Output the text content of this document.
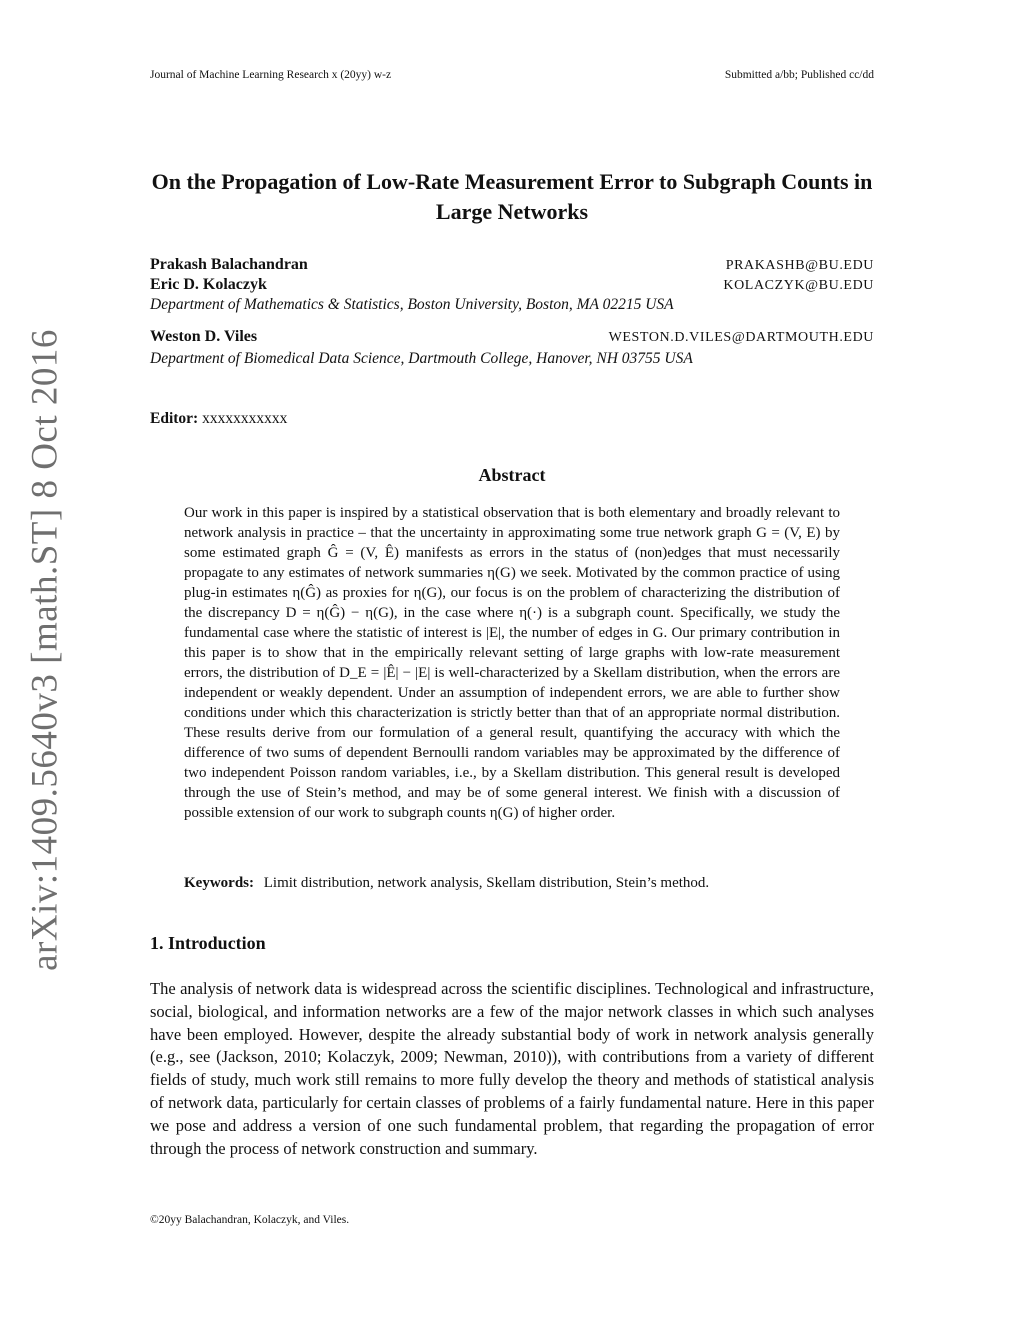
Journal of Machine Learning Research x (20yy) w-z	Submitted a/bb; Published cc/dd
arXiv:1409.5640v3 [math.ST] 8 Oct 2016
On the Propagation of Low-Rate Measurement Error to Subgraph Counts in Large Networks
Prakash Balachandran	PRAKASHB@BU.EDU
Eric D. Kolaczyk	KOLACZYK@BU.EDU
Department of Mathematics & Statistics, Boston University, Boston, MA 02215 USA
Weston D. Viles	WESTON.D.VILES@DARTMOUTH.EDU
Department of Biomedical Data Science, Dartmouth College, Hanover, NH 03755 USA
Editor: xxxxxxxxxxx
Abstract

Our work in this paper is inspired by a statistical observation that is both elementary and broadly relevant to network analysis in practice – that the uncertainty in approximating some true network graph G = (V, E) by some estimated graph Ĝ = (V, Ê) manifests as errors in the status of (non)edges that must necessarily propagate to any estimates of network summaries η(G) we seek. Motivated by the common practice of using plug-in estimates η(Ĝ) as proxies for η(G), our focus is on the problem of characterizing the distribution of the discrepancy D = η(Ĝ) − η(G), in the case where η(·) is a subgraph count. Specifically, we study the fundamental case where the statistic of interest is |E|, the number of edges in G. Our primary contribution in this paper is to show that in the empirically relevant setting of large graphs with low-rate measurement errors, the distribution of D_E = |Ê| − |E| is well-characterized by a Skellam distribution, when the errors are independent or weakly dependent. Under an assumption of independent errors, we are able to further show conditions under which this characterization is strictly better than that of an appropriate normal distribution. These results derive from our formulation of a general result, quantifying the accuracy with which the difference of two sums of dependent Bernoulli random variables may be approximated by the difference of two independent Poisson random variables, i.e., by a Skellam distribution. This general result is developed through the use of Stein’s method, and may be of some general interest. We finish with a discussion of possible extension of our work to subgraph counts η(G) of higher order.

Keywords: Limit distribution, network analysis, Skellam distribution, Stein’s method.
1. Introduction

The analysis of network data is widespread across the scientific disciplines. Technological and infrastructure, social, biological, and information networks are a few of the major network classes in which such analyses have been employed. However, despite the already substantial body of work in network analysis generally (e.g., see (Jackson, 2010; Kolaczyk, 2009; Newman, 2010)), with contributions from a variety of different fields of study, much work still remains to more fully develop the theory and methods of statistical analysis of network data, particularly for certain classes of problems of a fairly fundamental nature. Here in this paper we pose and address a version of one such fundamental problem, that regarding the propagation of error through the process of network construction and summary.

©20yy Balachandran, Kolaczyk, and Viles.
----
*Written exercise*. Show all lines above holding "Balachandran".

*Exercise solution*.
Prakash Balachandran	PRAKASHB@BU.EDU
©20yy Balachandran, Kolaczyk, and Viles.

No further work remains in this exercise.